------ Exercise materials ------
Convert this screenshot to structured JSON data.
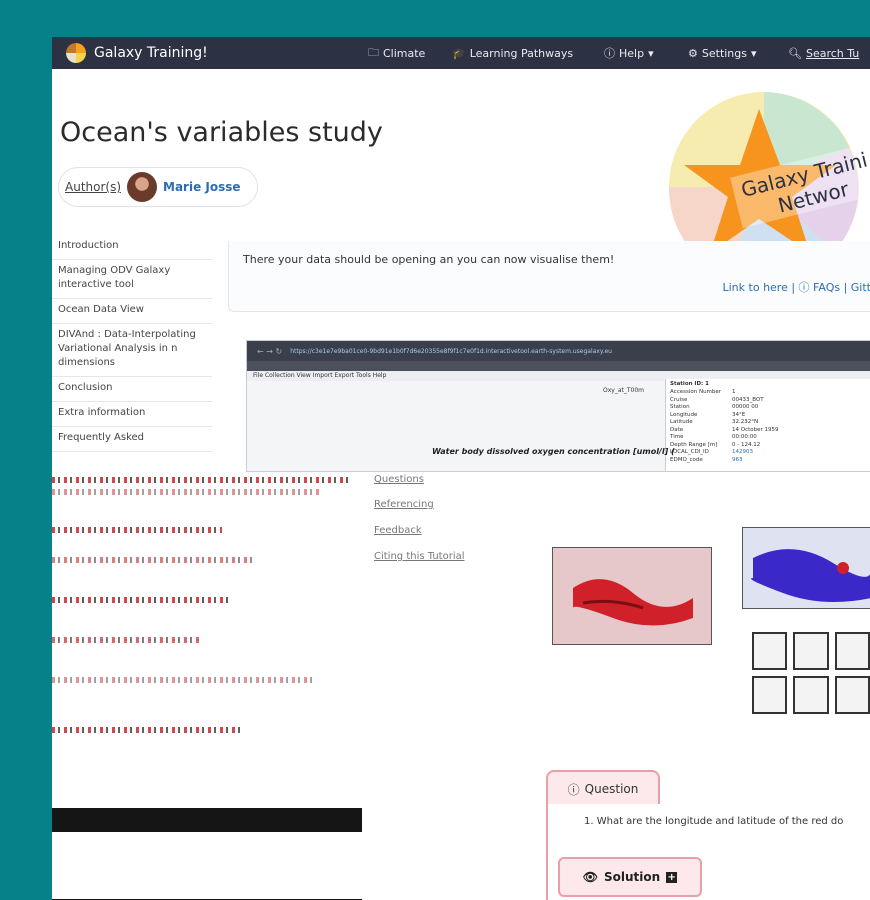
{
  "navbar": {
    "brand": "Galaxy Training!",
    "items": [
      {
        "icon": "folder-icon",
        "label": "Climate"
      },
      {
        "icon": "graduation-cap-icon",
        "label": "Learning Pathways"
      },
      {
        "icon": "help-circle-icon",
        "label": "Help"
      },
      {
        "icon": "gear-icon",
        "label": "Settings"
      },
      {
        "icon": "search-icon",
        "label": "Search Tu"
      }
    ]
  },
  "page": {
    "title": "Ocean's variables study",
    "author_label": "Author(s)",
    "author_name": "Marie Josse"
  },
  "logo": {
    "line1": "Galaxy Traini",
    "line2": "Networ"
  },
  "sidebar": {
    "items": [
      "Introduction",
      "Managing ODV Galaxy interactive tool",
      "Ocean Data View",
      "DIVAnd : Data-Interpolating Variational Analysis in n dimensions",
      "Conclusion",
      "Extra information",
      "Frequently Asked"
    ]
  },
  "content": {
    "text": "There your data should be opening an you can now visualise them!",
    "links": "Link to here | ⓘ FAQs | Gitt"
  },
  "screenshot": {
    "url": "https://c3e1e7e9ba01ce0-9bd91e1b0f7d6e20355e8f9f1c7e0f1d.interactivetool.earth-system.usegalaxy.eu",
    "menu": "File  Collection  View  Import  Export  Tools  Help",
    "tab": "Oxy_at_T00m",
    "plot_title": "Water body dissolved oxygen concentration [umol/l] (",
    "station_header": "Station ID: 1",
    "station_rows": [
      [
        "Accession Number",
        "1"
      ],
      [
        "Cruise",
        "00433_BOT"
      ],
      [
        "Station",
        "00000 00"
      ],
      [
        "Longitude",
        "34°E"
      ],
      [
        "Latitude",
        "32.232°N"
      ],
      [
        "Date",
        "14 October 1959"
      ],
      [
        "Time",
        "00:00:00"
      ],
      [
        "Depth Range [m]",
        "0 - 124.12"
      ],
      [
        "LOCAL_CDI_ID",
        "142903"
      ],
      [
        "EDMO_code",
        "963"
      ]
    ]
  },
  "ghost_menu": [
    "Questions",
    "Referencing",
    "Feedback",
    "Citing this Tutorial"
  ],
  "question": {
    "label": "Question",
    "text": "1. What are the longitude and latitude of the red do",
    "solution_label": "Solution"
  },
  "colors": {
    "background": "#06818a",
    "navbar": "#2c3143",
    "link": "#2a6db5",
    "question_border": "#e6a0a8"
  }
}
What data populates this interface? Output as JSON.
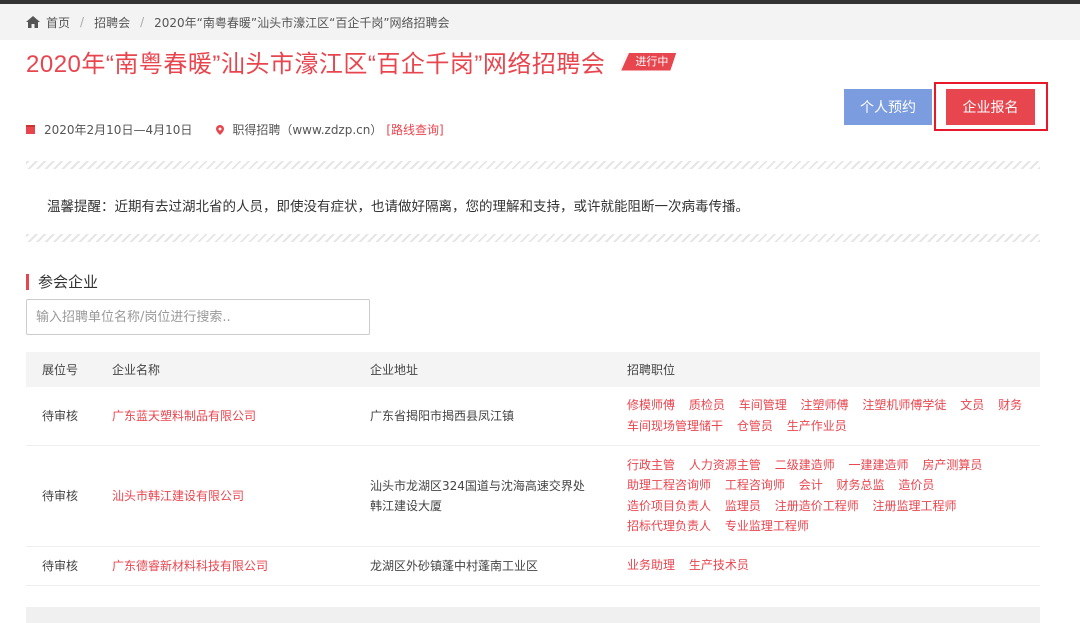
{
  "breadcrumb": {
    "home": "首页",
    "section": "招聘会",
    "current": "2020年“南粤春暖”汕头市濠江区“百企千岗”网络招聘会"
  },
  "fair": {
    "title": "2020年“南粤春暖”汕头市濠江区“百企千岗”网络招聘会",
    "status": "进行中",
    "date": "2020年2月10日—4月10日",
    "location": "职得招聘（www.zdzp.cn）",
    "route_link": "[路线查询]"
  },
  "buttons": {
    "personal": "个人预约",
    "company": "企业报名"
  },
  "notice": "温馨提醒：近期有去过湖北省的人员，即使没有症状，也请做好隔离，您的理解和支持，或许就能阻断一次病毒传播。",
  "section": {
    "title": "参会企业"
  },
  "search": {
    "placeholder": "输入招聘单位名称/岗位进行搜索.."
  },
  "table": {
    "headers": [
      "展位号",
      "企业名称",
      "企业地址",
      "招聘职位"
    ],
    "rows": [
      {
        "booth": "待审核",
        "name": "广东蓝天塑料制品有限公司",
        "address": "广东省揭阳市揭西县凤江镇",
        "positions": [
          "修模师傅",
          "质检员",
          "车间管理",
          "注塑师傅",
          "注塑机师傅学徒",
          "文员",
          "财务",
          "车间现场管理储干",
          "仓管员",
          "生产作业员"
        ]
      },
      {
        "booth": "待审核",
        "name": "汕头市韩江建设有限公司",
        "address": "汕头市龙湖区324国道与沈海高速交界处韩江建设大厦",
        "positions": [
          "行政主管",
          "人力资源主管",
          "二级建造师",
          "一建建造师",
          "房产测算员",
          "助理工程咨询师",
          "工程咨询师",
          "会计",
          "财务总监",
          "造价员",
          "造价项目负责人",
          "监理员",
          "注册造价工程师",
          "注册监理工程师",
          "招标代理负责人",
          "专业监理工程师"
        ]
      },
      {
        "booth": "待审核",
        "name": "广东德睿新材料科技有限公司",
        "address": "龙湖区外砂镇蓬中村蓬南工业区",
        "positions": [
          "业务助理",
          "生产技术员"
        ]
      }
    ]
  },
  "colors": {
    "accent": "#e8464f",
    "personal_button": "#7b9de0",
    "highlight_outline": "#e8172a"
  }
}
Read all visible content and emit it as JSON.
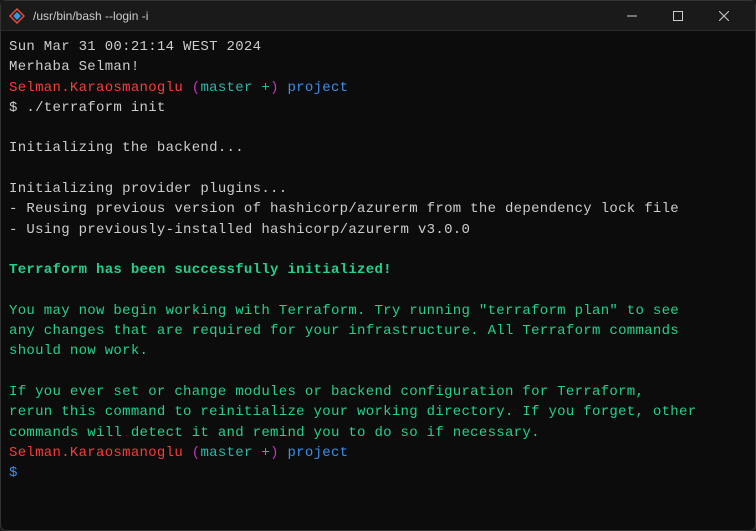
{
  "titlebar": {
    "title": "/usr/bin/bash --login -i"
  },
  "terminal": {
    "date_line": "Sun Mar 31 00:21:14 WEST 2024",
    "greeting": "Merhaba Selman!",
    "prompt1": {
      "user": "Selman.Karaosmanoglu",
      "branch_open": " (",
      "branch": "master +",
      "branch_close": ") ",
      "path": "project"
    },
    "command_line": "$ ./terraform init",
    "init_backend": "Initializing the backend...",
    "init_plugins": "Initializing provider plugins...",
    "reuse_line": "- Reusing previous version of hashicorp/azurerm from the dependency lock file",
    "using_line": "- Using previously-installed hashicorp/azurerm v3.0.0",
    "success_line": "Terraform has been successfully initialized!",
    "para1_l1": "You may now begin working with Terraform. Try running \"terraform plan\" to see",
    "para1_l2": "any changes that are required for your infrastructure. All Terraform commands",
    "para1_l3": "should now work.",
    "para2_l1": "If you ever set or change modules or backend configuration for Terraform,",
    "para2_l2": "rerun this command to reinitialize your working directory. If you forget, other",
    "para2_l3": "commands will detect it and remind you to do so if necessary.",
    "prompt2": {
      "user": "Selman.Karaosmanoglu",
      "branch_open": " (",
      "branch": "master +",
      "branch_close": ") ",
      "path": "project"
    },
    "cursor_prompt": "$"
  }
}
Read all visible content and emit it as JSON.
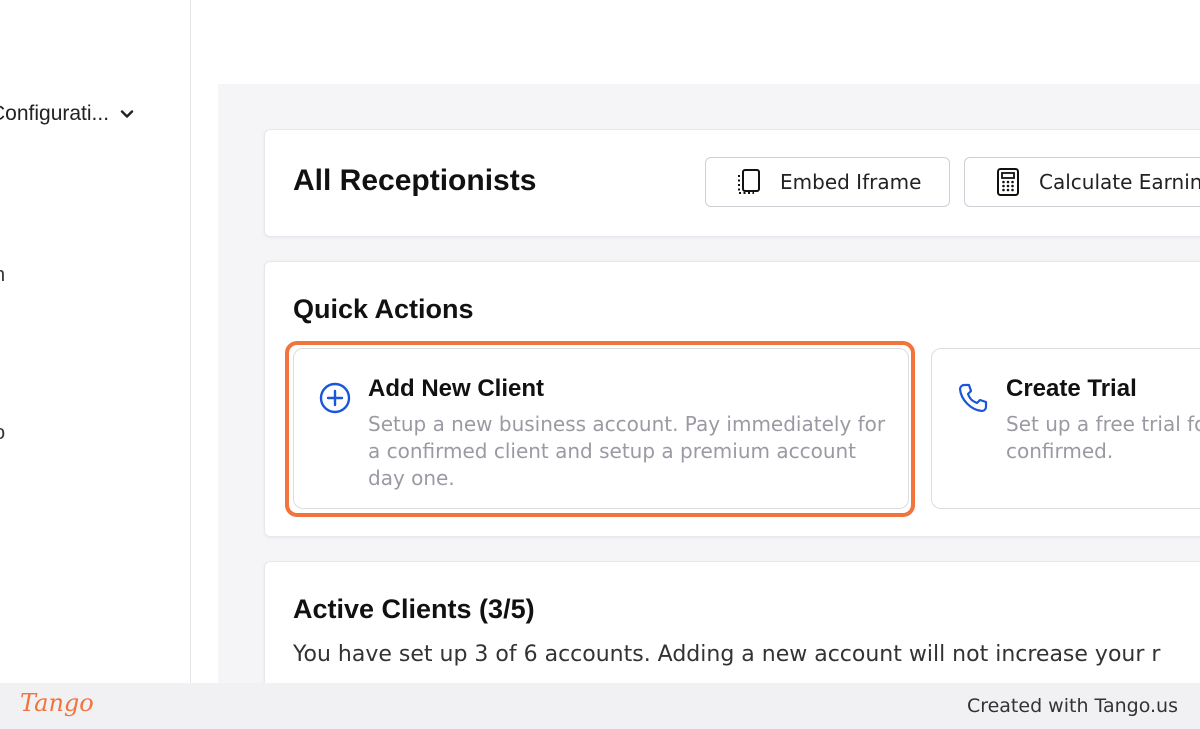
------
■ What is required
Repeat the records above exactly, leaving out the pictures.

■ Correct output
Convert this screenshot to structured JSON data.
{
  "navbar": {
    "brand": "Galaxy Training!",
    "items": [
      {
        "icon": "folder-icon",
        "label": "Climate"
      },
      {
        "icon": "graduation-cap-icon",
        "label": "Learning Pathways"
      },
      {
        "icon": "help-circle-icon",
        "label": "Help"
      },
      {
        "icon": "gear-icon",
        "label": "Settings"
      },
      {
        "icon": "search-icon",
        "label": "Search Tu"
      }
    ]
  },
  "page": {
    "title": "Ocean's variables study",
    "author_label": "Author(s)",
    "author_name": "Marie Josse"
  },
  "logo": {
    "line1": "Galaxy Traini",
    "line2": "Networ"
  },
  "sidebar": {
    "items": [
      "Introduction",
      "Managing ODV Galaxy interactive tool",
      "Ocean Data View",
      "DIVAnd : Data-Interpolating Variational Analysis in n dimensions",
      "Conclusion",
      "Extra information",
      "Frequently Asked"
    ]
  },
  "content": {
    "text": "There your data should be opening an you can now visualise them!",
    "links": "Link to here | ⓘ FAQs | Gitt"
  },
  "screenshot": {
    "url": "https://c3e1e7e9ba01ce0-9bd91e1b0f7d6e20355e8f9f1c7e0f1d.interactivetool.earth-system.usegalaxy.eu",
    "menu": "File  Collection  View  Import  Export  Tools  Help",
    "tab": "Oxy_at_T00m",
    "plot_title": "Water body dissolved oxygen concentration [umol/l] (",
    "station_header": "Station ID: 1",
    "station_rows": [
      [
        "Accession Number",
        "1"
      ],
      [
        "Cruise",
        "00433_BOT"
      ],
      [
        "Station",
        "00000 00"
      ],
      [
        "Longitude",
        "34°E"
      ],
      [
        "Latitude",
        "32.232°N"
      ],
      [
        "Date",
        "14 October 1959"
      ],
      [
        "Time",
        "00:00:00"
      ],
      [
        "Depth Range [m]",
        "0 - 124.12"
      ],
      [
        "LOCAL_CDI_ID",
        "142903"
      ],
      [
        "EDMO_code",
        "963"
      ]
    ]
  },
  "ghost_menu": [
    "Questions",
    "Referencing",
    "Feedback",
    "Citing this Tutorial"
  ],
  "question": {
    "label": "Question",
    "text": "1. What are the longitude and latitude of the red do",
    "solution_label": "Solution"
  },
  "colors": {
    "background": "#06818a",
    "navbar": "#2c3143",
    "link": "#2a6db5",
    "question_border": "#e6a0a8"
  }
}
What data populates this interface? Output as JSON.
{
  "breadcrumb": {
    "home": "首页",
    "section": "招聘会",
    "current": "2020年“南粤春暖”汕头市濠江区“百企千岗”网络招聘会"
  },
  "fair": {
    "title": "2020年“南粤春暖”汕头市濠江区“百企千岗”网络招聘会",
    "status": "进行中",
    "date": "2020年2月10日—4月10日",
    "location": "职得招聘（www.zdzp.cn）",
    "route_link": "[路线查询]"
  },
  "buttons": {
    "personal": "个人预约",
    "company": "企业报名"
  },
  "notice": "温馨提醒：近期有去过湖北省的人员，即使没有症状，也请做好隔离，您的理解和支持，或许就能阻断一次病毒传播。",
  "section": {
    "title": "参会企业"
  },
  "search": {
    "placeholder": "输入招聘单位名称/岗位进行搜索.."
  },
  "table": {
    "headers": [
      "展位号",
      "企业名称",
      "企业地址",
      "招聘职位"
    ],
    "rows": [
      {
        "booth": "待审核",
        "name": "广东蓝天塑料制品有限公司",
        "address": "广东省揭阳市揭西县凤江镇",
        "positions": [
          "修模师傅",
          "质检员",
          "车间管理",
          "注塑师傅",
          "注塑机师傅学徒",
          "文员",
          "财务",
          "车间现场管理储干",
          "仓管员",
          "生产作业员"
        ]
      },
      {
        "booth": "待审核",
        "name": "汕头市韩江建设有限公司",
        "address": "汕头市龙湖区324国道与沈海高速交界处韩江建设大厦",
        "positions": [
          "行政主管",
          "人力资源主管",
          "二级建造师",
          "一建建造师",
          "房产测算员",
          "助理工程咨询师",
          "工程咨询师",
          "会计",
          "财务总监",
          "造价员",
          "造价项目负责人",
          "监理员",
          "注册造价工程师",
          "注册监理工程师",
          "招标代理负责人",
          "专业监理工程师"
        ]
      },
      {
        "booth": "待审核",
        "name": "广东德睿新材料科技有限公司",
        "address": "龙湖区外砂镇蓬中村蓬南工业区",
        "positions": [
          "业务助理",
          "生产技术员"
        ]
      }
    ]
  },
  "colors": {
    "accent": "#e8464f",
    "personal_button": "#7b9de0",
    "highlight_outline": "#e8172a"
  }
}
Read all visible content and emit it as JSON.
{
  "titlebar": {
    "title": "/usr/bin/bash --login -i"
  },
  "terminal": {
    "date_line": "Sun Mar 31 00:21:14 WEST 2024",
    "greeting": "Merhaba Selman!",
    "prompt1": {
      "user": "Selman.Karaosmanoglu",
      "branch_open": " (",
      "branch": "master +",
      "branch_close": ") ",
      "path": "project"
    },
    "command_line": "$ ./terraform init",
    "init_backend": "Initializing the backend...",
    "init_plugins": "Initializing provider plugins...",
    "reuse_line": "- Reusing previous version of hashicorp/azurerm from the dependency lock file",
    "using_line": "- Using previously-installed hashicorp/azurerm v3.0.0",
    "success_line": "Terraform has been successfully initialized!",
    "para1_l1": "You may now begin working with Terraform. Try running \"terraform plan\" to see",
    "para1_l2": "any changes that are required for your infrastructure. All Terraform commands",
    "para1_l3": "should now work.",
    "para2_l1": "If you ever set or change modules or backend configuration for Terraform,",
    "para2_l2": "rerun this command to reinitialize your working directory. If you forget, other",
    "para2_l3": "commands will detect it and remind you to do so if necessary.",
    "prompt2": {
      "user": "Selman.Karaosmanoglu",
      "branch_open": " (",
      "branch": "master +",
      "branch_close": ") ",
      "path": "project"
    },
    "cursor_prompt": "$"
  }
}
Read all visible content and emit it as JSON.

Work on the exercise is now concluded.